▶ Directive
In the entries that follow, how many lines contain "Remaining"? Answer with the number only.

▶ Material
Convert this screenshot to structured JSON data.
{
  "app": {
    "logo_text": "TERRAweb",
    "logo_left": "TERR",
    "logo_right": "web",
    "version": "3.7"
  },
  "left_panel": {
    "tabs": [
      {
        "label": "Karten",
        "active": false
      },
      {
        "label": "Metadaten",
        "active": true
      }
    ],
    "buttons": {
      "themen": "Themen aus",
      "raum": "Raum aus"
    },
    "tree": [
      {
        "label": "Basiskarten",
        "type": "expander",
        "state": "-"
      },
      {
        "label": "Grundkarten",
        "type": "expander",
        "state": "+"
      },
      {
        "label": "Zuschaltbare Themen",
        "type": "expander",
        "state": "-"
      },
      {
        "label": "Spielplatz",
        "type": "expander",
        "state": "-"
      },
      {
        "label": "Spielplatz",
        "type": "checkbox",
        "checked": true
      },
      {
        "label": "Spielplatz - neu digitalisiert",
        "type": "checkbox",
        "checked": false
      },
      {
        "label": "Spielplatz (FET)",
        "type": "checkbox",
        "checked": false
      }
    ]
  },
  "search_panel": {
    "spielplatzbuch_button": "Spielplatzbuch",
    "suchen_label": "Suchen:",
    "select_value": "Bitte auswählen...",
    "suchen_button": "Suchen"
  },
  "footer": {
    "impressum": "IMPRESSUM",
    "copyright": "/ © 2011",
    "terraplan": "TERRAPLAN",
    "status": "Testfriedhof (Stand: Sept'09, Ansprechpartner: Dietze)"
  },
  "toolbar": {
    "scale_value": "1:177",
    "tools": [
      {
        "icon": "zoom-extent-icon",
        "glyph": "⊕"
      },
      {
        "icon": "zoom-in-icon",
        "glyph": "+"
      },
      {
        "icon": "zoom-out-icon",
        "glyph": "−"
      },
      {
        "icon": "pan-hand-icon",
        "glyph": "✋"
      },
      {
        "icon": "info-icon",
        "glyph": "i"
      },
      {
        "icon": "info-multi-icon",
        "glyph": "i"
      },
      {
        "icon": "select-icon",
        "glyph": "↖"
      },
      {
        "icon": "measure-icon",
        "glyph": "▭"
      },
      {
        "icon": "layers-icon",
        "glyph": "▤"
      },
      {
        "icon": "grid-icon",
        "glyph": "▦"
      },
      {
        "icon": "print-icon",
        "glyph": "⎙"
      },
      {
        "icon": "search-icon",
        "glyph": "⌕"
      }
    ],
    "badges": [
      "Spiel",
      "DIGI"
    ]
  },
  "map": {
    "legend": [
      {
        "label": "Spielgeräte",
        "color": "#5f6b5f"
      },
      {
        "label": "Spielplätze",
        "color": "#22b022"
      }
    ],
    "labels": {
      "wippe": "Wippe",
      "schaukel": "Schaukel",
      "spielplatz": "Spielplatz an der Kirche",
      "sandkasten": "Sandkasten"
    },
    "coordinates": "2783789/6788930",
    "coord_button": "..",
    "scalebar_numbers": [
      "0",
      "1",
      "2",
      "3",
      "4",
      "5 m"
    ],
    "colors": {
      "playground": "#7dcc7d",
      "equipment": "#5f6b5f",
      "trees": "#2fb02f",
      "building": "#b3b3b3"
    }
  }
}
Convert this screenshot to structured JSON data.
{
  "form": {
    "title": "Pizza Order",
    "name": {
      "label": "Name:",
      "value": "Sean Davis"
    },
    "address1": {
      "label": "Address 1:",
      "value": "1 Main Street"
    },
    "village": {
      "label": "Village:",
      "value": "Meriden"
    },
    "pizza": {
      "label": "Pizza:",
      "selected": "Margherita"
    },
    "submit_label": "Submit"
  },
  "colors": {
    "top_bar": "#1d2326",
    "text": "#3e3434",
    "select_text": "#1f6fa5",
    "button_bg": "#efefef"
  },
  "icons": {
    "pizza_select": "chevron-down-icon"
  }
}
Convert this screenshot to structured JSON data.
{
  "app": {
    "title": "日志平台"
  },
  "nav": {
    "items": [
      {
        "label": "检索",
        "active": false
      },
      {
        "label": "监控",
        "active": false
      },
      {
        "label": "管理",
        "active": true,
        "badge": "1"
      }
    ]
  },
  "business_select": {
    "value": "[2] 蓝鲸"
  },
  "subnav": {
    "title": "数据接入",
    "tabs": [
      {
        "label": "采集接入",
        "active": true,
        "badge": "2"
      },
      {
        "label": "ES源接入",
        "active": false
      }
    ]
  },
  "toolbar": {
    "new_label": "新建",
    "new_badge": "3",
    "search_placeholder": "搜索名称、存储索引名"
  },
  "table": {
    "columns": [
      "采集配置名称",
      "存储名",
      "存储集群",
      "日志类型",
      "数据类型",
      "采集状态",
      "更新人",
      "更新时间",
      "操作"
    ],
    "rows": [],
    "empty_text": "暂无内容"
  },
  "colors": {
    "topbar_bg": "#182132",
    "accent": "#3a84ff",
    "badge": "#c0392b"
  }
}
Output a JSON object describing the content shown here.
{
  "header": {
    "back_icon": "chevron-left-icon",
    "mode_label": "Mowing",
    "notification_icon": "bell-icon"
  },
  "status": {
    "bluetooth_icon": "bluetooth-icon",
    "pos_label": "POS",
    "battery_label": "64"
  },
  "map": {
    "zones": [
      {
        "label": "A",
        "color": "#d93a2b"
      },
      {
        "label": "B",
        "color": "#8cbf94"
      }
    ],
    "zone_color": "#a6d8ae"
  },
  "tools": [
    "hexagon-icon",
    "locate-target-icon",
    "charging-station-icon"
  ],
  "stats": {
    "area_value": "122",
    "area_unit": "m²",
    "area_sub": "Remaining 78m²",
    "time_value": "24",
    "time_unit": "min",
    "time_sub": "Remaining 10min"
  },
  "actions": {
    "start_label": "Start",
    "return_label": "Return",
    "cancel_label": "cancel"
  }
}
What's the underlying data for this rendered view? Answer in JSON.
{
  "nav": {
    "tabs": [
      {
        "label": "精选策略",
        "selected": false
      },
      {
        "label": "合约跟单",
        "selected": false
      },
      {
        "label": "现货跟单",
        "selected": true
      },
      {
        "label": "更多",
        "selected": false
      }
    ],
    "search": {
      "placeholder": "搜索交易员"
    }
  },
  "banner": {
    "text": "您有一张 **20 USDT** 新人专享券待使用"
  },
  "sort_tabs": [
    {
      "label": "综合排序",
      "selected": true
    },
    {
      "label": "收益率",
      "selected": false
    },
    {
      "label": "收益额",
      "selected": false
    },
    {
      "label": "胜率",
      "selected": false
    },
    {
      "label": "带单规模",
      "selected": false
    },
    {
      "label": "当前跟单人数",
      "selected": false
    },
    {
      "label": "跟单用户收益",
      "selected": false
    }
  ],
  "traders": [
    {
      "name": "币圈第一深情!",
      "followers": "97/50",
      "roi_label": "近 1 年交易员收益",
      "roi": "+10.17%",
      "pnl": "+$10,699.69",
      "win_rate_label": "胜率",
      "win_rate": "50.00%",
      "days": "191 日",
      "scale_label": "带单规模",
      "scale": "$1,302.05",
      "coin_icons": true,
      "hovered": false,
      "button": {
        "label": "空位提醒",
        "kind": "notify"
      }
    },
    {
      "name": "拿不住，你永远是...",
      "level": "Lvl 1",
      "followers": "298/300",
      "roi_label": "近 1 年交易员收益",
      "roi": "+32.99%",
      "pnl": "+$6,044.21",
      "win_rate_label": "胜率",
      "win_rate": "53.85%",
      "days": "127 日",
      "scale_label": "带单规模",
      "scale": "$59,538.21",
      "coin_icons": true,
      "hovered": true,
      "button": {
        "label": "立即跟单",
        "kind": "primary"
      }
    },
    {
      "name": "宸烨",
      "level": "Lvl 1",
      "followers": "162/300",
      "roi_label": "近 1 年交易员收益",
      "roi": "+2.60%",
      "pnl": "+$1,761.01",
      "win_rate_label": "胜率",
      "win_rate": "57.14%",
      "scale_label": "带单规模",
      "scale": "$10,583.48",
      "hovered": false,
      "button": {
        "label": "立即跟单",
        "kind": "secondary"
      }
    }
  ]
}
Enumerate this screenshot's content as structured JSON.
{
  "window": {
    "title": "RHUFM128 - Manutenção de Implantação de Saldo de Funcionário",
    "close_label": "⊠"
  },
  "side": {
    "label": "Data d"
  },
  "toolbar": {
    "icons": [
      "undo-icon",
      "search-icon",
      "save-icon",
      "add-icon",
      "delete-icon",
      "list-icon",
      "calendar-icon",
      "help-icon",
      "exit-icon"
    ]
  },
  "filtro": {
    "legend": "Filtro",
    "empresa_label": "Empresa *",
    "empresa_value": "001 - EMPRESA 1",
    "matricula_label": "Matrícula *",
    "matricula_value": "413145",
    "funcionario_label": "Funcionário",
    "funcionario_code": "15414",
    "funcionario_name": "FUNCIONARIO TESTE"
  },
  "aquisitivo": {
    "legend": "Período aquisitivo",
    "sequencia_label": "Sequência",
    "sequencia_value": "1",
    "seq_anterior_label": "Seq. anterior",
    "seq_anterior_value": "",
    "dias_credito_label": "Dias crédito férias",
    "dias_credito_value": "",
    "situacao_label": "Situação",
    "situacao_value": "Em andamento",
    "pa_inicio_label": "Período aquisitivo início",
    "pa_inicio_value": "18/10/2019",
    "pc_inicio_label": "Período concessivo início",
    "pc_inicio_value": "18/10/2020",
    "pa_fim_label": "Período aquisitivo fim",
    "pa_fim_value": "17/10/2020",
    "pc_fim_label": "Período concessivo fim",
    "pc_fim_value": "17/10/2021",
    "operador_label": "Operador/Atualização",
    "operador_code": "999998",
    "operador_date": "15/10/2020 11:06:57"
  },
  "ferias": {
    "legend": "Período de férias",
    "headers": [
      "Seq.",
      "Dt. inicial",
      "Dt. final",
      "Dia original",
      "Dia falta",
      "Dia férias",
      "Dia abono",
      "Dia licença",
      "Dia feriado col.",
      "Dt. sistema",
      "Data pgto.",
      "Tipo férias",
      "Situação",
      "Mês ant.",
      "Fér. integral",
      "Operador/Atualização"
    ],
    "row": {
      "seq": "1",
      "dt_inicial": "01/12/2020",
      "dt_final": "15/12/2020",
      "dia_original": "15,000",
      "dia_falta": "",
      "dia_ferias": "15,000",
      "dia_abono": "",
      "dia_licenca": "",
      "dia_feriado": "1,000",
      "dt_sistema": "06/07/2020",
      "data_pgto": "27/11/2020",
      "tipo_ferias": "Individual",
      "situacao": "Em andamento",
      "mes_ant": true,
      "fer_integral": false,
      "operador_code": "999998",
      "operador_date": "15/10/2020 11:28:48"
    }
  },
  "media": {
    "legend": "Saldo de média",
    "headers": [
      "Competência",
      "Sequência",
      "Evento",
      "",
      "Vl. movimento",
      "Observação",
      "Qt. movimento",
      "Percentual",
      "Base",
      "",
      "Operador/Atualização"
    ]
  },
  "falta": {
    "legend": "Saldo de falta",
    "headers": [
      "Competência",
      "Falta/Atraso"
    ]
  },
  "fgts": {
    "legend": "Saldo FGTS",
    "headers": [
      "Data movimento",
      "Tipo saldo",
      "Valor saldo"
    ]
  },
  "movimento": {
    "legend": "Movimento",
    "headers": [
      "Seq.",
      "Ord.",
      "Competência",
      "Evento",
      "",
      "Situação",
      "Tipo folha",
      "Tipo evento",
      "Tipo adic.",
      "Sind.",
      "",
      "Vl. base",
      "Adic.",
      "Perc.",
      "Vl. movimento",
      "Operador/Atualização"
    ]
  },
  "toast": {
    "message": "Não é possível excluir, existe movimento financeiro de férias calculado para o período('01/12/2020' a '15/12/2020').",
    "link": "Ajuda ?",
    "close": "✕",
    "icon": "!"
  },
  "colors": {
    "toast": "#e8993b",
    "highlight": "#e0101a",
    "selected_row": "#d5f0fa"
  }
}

▶ Exercise output
2